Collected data
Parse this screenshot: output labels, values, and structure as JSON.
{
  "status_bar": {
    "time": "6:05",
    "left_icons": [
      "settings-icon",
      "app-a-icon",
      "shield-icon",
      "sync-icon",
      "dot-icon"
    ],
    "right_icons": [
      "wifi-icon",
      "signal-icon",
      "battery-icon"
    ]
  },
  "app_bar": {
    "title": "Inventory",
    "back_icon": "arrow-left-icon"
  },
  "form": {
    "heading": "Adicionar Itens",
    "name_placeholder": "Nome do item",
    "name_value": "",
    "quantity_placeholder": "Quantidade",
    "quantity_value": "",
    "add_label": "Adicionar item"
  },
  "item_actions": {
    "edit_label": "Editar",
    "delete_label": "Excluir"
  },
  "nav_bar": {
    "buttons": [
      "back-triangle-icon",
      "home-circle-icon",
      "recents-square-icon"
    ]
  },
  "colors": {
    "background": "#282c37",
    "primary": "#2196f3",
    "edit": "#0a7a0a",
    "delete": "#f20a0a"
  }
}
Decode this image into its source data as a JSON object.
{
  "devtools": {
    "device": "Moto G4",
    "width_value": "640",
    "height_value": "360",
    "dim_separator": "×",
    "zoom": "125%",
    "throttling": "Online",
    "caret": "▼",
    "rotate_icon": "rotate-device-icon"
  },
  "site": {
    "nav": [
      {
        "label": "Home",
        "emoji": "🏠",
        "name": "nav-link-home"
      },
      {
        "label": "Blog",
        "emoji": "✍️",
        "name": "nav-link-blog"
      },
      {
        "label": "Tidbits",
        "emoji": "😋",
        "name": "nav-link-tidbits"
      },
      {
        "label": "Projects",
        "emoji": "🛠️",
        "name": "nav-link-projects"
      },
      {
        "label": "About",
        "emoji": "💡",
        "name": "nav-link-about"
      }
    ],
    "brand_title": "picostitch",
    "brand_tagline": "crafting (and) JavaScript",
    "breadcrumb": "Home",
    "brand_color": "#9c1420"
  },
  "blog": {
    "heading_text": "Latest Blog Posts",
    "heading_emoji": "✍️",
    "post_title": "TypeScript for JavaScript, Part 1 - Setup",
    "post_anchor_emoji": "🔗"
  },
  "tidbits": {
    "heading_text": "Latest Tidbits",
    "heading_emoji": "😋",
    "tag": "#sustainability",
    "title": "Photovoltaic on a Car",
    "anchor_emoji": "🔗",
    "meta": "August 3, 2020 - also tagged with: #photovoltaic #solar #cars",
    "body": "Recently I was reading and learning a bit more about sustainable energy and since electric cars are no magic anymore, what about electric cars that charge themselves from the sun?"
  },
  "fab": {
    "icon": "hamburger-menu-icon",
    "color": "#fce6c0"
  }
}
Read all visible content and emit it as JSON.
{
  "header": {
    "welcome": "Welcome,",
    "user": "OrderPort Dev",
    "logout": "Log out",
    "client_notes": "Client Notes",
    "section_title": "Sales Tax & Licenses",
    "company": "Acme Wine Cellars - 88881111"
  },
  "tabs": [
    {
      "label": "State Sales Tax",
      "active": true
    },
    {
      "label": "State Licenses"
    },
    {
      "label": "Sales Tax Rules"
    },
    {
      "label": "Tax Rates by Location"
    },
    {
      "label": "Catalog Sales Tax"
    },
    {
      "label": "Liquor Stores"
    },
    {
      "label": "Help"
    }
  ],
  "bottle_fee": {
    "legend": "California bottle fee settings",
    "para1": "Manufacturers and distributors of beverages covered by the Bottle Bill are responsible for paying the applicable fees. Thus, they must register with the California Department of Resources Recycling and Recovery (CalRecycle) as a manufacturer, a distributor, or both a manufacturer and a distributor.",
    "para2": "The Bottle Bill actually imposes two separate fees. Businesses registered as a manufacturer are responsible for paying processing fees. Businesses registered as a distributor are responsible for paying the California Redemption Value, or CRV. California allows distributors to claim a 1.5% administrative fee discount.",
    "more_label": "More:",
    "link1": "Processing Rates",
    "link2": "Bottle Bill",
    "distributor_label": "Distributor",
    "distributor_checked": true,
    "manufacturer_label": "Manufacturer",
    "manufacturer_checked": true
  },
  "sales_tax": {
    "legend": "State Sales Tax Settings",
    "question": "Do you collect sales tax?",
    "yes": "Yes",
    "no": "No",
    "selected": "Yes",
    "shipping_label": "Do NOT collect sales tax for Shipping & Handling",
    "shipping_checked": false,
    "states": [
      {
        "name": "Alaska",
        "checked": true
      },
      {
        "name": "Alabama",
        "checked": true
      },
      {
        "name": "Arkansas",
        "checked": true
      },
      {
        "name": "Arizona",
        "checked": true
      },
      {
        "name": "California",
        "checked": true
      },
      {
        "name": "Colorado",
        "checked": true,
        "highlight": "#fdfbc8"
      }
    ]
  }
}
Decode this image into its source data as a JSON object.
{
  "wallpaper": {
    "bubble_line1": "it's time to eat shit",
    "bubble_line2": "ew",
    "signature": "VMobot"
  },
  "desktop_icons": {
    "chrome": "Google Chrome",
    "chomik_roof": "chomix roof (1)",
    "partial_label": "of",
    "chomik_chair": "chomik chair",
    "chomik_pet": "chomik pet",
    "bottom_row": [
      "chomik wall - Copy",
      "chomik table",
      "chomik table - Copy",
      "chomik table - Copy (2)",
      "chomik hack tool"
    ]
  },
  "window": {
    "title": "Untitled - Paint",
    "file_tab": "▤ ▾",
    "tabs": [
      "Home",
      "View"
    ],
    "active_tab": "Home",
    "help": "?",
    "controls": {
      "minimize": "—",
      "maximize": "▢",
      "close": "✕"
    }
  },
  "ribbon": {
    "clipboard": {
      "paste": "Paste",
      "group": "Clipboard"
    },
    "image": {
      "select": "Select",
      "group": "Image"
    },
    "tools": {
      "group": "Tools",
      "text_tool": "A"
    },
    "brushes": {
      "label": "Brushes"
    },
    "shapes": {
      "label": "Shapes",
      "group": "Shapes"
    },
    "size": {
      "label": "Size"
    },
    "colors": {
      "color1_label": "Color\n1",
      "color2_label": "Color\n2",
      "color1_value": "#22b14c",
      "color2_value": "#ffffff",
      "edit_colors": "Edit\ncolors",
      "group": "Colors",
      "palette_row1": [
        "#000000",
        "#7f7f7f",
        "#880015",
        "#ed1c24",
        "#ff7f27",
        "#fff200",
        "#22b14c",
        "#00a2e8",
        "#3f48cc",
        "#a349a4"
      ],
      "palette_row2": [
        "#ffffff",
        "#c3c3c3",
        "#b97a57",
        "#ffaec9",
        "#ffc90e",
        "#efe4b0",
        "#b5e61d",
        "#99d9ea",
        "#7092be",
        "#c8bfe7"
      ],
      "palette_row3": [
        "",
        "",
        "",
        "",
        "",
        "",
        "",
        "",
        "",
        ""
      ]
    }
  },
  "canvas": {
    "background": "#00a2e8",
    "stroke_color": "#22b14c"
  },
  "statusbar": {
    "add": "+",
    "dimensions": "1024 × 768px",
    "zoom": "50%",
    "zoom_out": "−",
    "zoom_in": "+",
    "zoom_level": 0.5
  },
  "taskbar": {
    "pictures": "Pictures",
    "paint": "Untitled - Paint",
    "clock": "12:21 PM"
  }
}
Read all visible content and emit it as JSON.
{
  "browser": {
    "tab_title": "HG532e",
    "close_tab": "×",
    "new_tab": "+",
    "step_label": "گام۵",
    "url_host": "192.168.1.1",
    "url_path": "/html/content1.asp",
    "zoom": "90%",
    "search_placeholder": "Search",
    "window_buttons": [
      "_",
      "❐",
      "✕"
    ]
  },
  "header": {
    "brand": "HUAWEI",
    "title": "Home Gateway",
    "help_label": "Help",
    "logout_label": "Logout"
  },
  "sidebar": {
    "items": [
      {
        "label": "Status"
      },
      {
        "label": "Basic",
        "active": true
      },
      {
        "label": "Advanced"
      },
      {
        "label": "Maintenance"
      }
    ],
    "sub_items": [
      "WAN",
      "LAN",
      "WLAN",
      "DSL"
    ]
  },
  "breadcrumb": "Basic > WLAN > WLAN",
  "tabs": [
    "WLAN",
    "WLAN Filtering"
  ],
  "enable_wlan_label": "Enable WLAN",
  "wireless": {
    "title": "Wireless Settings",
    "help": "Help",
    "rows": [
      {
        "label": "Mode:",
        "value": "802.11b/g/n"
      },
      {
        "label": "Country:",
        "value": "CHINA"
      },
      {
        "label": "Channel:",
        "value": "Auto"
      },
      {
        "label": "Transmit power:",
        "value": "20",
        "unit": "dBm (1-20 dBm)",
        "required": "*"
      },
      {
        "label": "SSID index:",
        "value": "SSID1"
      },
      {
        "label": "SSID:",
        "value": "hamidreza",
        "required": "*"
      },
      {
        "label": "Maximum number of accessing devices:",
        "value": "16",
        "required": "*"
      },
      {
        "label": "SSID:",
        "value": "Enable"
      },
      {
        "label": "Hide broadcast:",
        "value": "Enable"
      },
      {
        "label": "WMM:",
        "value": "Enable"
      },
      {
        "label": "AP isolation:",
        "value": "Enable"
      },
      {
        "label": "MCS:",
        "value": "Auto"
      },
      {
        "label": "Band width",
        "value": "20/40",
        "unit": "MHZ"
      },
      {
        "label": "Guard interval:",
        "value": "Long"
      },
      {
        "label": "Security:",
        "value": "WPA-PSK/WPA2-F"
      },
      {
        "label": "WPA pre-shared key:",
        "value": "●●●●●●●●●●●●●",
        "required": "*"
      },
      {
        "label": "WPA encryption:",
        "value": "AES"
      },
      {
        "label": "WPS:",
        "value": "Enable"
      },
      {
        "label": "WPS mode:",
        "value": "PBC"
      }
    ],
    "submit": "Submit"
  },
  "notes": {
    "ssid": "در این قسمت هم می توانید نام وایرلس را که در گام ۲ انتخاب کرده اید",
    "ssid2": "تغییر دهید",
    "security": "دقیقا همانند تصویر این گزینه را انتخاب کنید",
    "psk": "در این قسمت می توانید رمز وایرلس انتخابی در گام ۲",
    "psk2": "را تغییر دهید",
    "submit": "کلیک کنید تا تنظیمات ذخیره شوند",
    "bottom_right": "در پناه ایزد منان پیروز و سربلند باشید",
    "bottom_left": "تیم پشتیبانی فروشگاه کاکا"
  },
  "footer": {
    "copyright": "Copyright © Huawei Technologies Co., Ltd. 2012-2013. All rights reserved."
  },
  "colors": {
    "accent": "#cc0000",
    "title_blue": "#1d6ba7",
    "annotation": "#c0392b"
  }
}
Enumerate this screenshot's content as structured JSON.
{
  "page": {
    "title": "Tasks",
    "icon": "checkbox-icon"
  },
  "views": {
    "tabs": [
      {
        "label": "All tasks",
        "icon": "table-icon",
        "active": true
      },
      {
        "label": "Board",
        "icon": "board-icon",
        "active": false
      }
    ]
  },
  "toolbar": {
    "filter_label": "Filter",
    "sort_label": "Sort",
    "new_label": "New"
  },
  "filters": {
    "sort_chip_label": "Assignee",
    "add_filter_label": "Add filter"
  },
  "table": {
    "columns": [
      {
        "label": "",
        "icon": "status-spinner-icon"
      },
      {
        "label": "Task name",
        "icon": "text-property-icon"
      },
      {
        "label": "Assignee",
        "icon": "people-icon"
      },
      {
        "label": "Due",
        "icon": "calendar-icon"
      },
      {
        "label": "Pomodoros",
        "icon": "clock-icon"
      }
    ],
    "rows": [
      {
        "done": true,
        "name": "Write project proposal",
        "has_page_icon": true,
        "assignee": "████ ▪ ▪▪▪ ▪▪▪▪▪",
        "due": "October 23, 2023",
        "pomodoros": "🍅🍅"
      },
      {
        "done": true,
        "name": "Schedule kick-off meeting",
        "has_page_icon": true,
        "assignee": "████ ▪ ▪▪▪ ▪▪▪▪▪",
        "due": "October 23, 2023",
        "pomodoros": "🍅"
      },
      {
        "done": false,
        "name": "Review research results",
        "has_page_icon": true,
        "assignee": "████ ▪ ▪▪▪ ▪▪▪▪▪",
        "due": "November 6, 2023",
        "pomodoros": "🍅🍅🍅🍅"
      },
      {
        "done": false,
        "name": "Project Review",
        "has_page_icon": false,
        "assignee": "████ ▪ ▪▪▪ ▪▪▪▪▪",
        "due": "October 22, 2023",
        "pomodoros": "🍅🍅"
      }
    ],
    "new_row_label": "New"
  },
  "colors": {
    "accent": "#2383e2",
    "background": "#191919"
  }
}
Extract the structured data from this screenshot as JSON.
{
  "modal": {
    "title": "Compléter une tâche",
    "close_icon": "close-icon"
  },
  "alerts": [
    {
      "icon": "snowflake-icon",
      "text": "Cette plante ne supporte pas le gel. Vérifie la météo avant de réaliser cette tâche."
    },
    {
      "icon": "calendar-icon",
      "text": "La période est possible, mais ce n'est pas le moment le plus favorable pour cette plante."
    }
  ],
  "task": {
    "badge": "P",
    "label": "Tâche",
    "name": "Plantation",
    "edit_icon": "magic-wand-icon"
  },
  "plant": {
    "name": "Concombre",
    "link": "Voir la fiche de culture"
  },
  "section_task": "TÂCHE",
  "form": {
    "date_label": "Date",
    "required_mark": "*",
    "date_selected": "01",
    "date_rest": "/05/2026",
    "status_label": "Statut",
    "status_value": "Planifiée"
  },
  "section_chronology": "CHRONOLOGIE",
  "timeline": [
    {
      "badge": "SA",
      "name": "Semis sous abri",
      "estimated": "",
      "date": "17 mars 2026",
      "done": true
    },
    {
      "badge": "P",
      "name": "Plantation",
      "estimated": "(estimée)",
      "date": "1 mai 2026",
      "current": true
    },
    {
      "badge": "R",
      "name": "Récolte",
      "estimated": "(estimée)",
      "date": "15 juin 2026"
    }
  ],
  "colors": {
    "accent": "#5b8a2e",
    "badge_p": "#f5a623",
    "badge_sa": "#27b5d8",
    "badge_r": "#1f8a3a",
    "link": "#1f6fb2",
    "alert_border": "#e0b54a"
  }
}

Set task
Return all lines containing the word "breadcrumb".

Correct response
    "breadcrumb": "Home",
  "breadcrumb": "Basic > WLAN > WLAN",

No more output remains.